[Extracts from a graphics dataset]
☆ ☆ ☆ ☆ ☆ ☆ ☆

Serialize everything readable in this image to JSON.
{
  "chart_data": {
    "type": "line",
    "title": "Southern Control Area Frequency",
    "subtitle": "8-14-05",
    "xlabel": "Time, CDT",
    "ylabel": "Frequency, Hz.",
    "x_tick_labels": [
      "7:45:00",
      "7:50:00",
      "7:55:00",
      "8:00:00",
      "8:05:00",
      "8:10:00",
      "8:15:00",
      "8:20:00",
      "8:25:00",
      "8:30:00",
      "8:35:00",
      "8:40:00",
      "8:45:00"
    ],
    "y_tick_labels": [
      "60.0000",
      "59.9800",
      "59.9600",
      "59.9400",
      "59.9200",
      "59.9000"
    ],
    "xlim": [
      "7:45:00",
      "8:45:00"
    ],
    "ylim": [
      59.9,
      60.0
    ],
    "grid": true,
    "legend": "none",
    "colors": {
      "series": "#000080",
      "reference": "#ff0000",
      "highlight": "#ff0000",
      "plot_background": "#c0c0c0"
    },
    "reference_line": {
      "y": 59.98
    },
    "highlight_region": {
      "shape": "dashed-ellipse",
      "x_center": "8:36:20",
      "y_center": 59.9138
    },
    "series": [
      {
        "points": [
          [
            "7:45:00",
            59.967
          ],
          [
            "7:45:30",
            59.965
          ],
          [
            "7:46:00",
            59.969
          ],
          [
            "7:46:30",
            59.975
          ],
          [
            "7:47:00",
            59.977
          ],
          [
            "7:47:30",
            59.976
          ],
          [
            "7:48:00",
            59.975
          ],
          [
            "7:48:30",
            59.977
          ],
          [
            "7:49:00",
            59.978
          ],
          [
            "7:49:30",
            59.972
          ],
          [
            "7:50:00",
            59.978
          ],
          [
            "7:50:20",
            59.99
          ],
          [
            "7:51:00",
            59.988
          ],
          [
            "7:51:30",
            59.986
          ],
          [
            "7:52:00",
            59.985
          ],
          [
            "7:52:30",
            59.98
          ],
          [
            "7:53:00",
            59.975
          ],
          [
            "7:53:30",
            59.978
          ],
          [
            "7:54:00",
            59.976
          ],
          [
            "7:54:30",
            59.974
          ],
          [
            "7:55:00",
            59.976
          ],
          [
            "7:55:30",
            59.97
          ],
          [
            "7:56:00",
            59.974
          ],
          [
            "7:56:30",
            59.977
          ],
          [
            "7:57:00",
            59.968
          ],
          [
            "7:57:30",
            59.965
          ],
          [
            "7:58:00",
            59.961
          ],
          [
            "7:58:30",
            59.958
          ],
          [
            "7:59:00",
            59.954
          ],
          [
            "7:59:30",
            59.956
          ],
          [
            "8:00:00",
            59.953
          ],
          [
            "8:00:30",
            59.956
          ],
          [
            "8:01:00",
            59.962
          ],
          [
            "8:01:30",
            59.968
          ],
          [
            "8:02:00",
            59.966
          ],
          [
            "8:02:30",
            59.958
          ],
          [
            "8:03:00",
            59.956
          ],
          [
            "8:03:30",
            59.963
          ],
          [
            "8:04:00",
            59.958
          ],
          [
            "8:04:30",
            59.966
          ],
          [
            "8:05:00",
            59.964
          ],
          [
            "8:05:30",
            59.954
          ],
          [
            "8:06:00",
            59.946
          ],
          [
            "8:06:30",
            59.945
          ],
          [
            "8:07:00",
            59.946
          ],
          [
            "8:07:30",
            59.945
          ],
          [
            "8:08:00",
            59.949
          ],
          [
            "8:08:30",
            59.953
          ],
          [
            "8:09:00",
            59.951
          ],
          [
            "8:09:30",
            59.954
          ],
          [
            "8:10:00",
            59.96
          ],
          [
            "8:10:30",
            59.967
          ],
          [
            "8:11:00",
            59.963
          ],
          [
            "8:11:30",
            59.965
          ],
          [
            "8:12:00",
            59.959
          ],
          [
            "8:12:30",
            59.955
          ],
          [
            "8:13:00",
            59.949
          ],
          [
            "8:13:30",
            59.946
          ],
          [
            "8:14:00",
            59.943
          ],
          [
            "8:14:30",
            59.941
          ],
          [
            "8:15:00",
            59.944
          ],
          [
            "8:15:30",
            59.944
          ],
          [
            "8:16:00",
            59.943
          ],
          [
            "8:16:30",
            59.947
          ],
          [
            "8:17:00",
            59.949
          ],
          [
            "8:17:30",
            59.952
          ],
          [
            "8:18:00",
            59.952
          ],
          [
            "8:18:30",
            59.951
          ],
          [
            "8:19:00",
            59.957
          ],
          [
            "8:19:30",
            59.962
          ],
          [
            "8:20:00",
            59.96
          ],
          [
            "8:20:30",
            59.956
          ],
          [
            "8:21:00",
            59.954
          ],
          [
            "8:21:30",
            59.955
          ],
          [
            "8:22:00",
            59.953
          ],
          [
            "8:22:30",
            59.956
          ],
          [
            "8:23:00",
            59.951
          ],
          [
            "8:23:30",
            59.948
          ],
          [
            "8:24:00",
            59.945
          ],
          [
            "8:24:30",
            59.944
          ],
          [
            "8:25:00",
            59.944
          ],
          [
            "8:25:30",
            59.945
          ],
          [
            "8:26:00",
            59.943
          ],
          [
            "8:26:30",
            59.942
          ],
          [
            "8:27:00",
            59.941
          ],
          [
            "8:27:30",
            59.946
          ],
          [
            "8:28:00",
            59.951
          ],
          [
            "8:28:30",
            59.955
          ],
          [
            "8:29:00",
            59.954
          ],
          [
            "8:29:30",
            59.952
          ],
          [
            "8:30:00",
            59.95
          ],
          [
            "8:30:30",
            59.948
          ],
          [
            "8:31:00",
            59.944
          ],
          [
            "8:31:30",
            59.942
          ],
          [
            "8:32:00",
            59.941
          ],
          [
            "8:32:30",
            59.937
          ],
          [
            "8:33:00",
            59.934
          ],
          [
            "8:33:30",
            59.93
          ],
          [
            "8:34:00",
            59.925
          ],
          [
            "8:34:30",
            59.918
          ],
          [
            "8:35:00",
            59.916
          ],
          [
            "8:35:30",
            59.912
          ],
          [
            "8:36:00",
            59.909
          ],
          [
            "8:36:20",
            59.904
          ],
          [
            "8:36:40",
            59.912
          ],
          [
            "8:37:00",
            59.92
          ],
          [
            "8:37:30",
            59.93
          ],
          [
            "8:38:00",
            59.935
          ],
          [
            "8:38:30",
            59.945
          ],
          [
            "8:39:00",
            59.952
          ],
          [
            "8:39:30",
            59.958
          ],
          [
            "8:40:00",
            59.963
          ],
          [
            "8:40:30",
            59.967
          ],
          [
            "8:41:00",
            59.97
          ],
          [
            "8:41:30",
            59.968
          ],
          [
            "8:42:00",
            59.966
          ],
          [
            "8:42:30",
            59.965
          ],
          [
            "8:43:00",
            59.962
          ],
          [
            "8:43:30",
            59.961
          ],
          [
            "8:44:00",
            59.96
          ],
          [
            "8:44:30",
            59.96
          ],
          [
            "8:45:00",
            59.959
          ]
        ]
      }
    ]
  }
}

☆ ☆ ☆ ☆ ☆ ☆ ☆

• [EXERCISE DESCRIPTION] Return, from the data, each line that has the word "Frequency" in it.

• [ANSWER TO THIS EXERCISE]
    "title": "Southern Control Area Frequency",
    "ylabel": "Frequency, Hz.",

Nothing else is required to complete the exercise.